Data records:
* * * * * * * * *

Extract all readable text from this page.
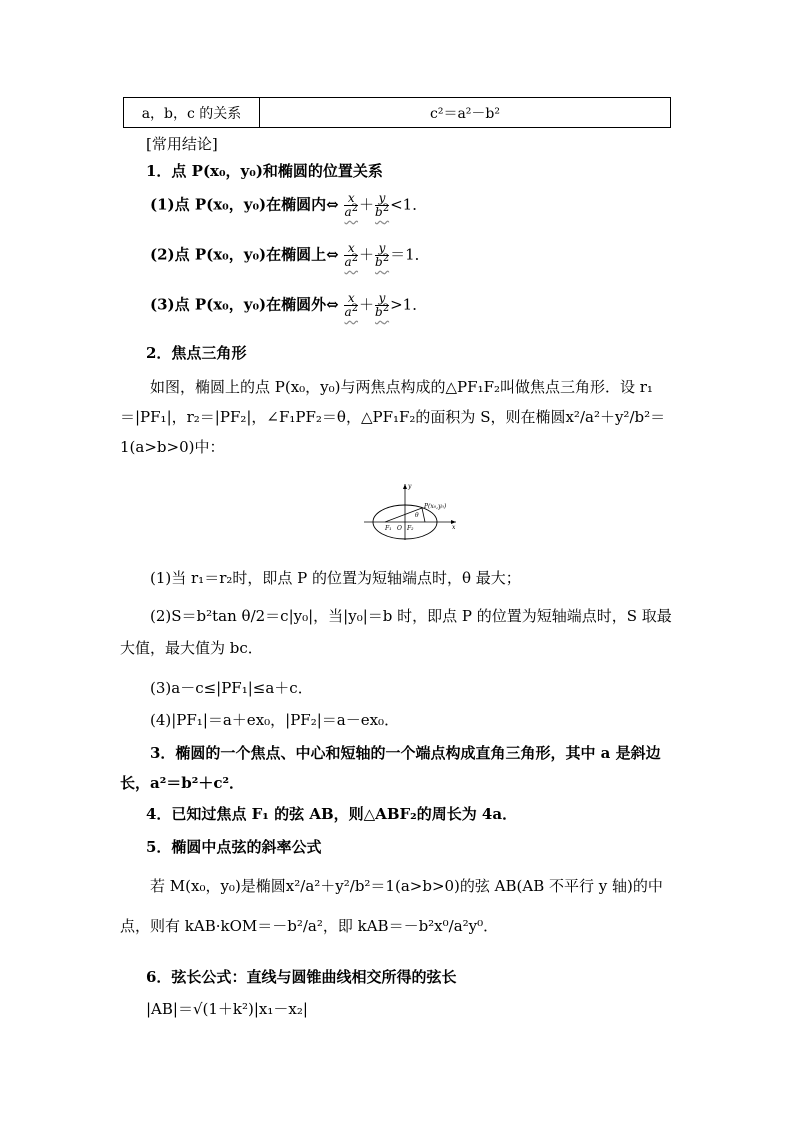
a，b，c 的关系	c²＝a²－b²
[常用结论]
1．点 P(x₀，y₀)和椭圆的位置关系
(1)点 P(x₀，y₀)在椭圆内⇔ $\frac{x}{a^2} + \frac{y}{b^2} <1$．
(2)点 P(x₀，y₀)在椭圆上⇔ $\frac{x}{a^2} + \frac{y}{b^2} =1$．
(3)点 P(x₀，y₀)在椭圆外⇔ $\frac{x}{a^2} + \frac{y}{b^2} >1$．
2．焦点三角形
如图，椭圆上的点 P(x₀，y₀)与两焦点构成的△PF₁F₂叫做焦点三角形．设 r₁＝|PF₁|，r₂＝|PF₂|，∠F₁PF₂＝θ，△PF₁F₂的面积为 S，则在椭圆x²/a²＋y²/b²＝1(a>b>0)中：
y
x
P(x₀,y₀)
θ
F₁ O F₂
(1)当 r₁＝r₂时，即点 P 的位置为短轴端点时，θ 最大；
(2)S＝b²tan θ/2＝c|y₀|，当|y₀|＝b 时，即点 P 的位置为短轴端点时，S 取最大值，最大值为 bc．
(3)a－c≤|PF₁|≤a＋c．
(4)|PF₁|＝a＋ex₀，|PF₂|＝a－ex₀．
3．椭圆的一个焦点、中心和短轴的一个端点构成直角三角形，其中 a 是斜边长，a²＝b²＋c²．
4．已知过焦点 F₁ 的弦 AB，则△ABF₂的周长为 4a．
5．椭圆中点弦的斜率公式
若 M(x₀，y₀)是椭圆x²/a²＋y²/b²＝1(a>b>0)的弦 AB(AB 不平行 y 轴)的中点，则有 kAB·kOM＝－b²/a²，即 kAB＝－b²x⁰/a²y⁰．
6．弦长公式：直线与圆锥曲线相交所得的弦长
|AB|＝√(1＋k²)|x₁－x₂|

* * * * * * * * *

◆ Request
Omit every picture while copying the listing above exactly.

◆ Answer to the exercise
Extract all readable text from this page.
a，b，c 的关系	c²＝a²－b²
[常用结论]
1．点 P(x₀，y₀)和椭圆的位置关系
(1)点 P(x₀，y₀)在椭圆内⇔ $\frac{x}{a^2} + \frac{y}{b^2} <1$．
(2)点 P(x₀，y₀)在椭圆上⇔ $\frac{x}{a^2} + \frac{y}{b^2} =1$．
(3)点 P(x₀，y₀)在椭圆外⇔ $\frac{x}{a^2} + \frac{y}{b^2} >1$．
2．焦点三角形
如图，椭圆上的点 P(x₀，y₀)与两焦点构成的△PF₁F₂叫做焦点三角形．设 r₁＝|PF₁|，r₂＝|PF₂|，∠F₁PF₂＝θ，△PF₁F₂的面积为 S，则在椭圆x²/a²＋y²/b²＝1(a>b>0)中：
y
x
P(x₀,y₀)
θ
F₁ O F₂
(1)当 r₁＝r₂时，即点 P 的位置为短轴端点时，θ 最大；
(2)S＝b²tan θ/2＝c|y₀|，当|y₀|＝b 时，即点 P 的位置为短轴端点时，S 取最大值，最大值为 bc．
(3)a－c≤|PF₁|≤a＋c．
(4)|PF₁|＝a＋ex₀，|PF₂|＝a－ex₀．
3．椭圆的一个焦点、中心和短轴的一个端点构成直角三角形，其中 a 是斜边长，a²＝b²＋c²．
4．已知过焦点 F₁ 的弦 AB，则△ABF₂的周长为 4a．
5．椭圆中点弦的斜率公式
若 M(x₀，y₀)是椭圆x²/a²＋y²/b²＝1(a>b>0)的弦 AB(AB 不平行 y 轴)的中点，则有 kAB·kOM＝－b²/a²，即 kAB＝－b²x⁰/a²y⁰．
6．弦长公式：直线与圆锥曲线相交所得的弦长
|AB|＝√(1＋k²)|x₁－x₂|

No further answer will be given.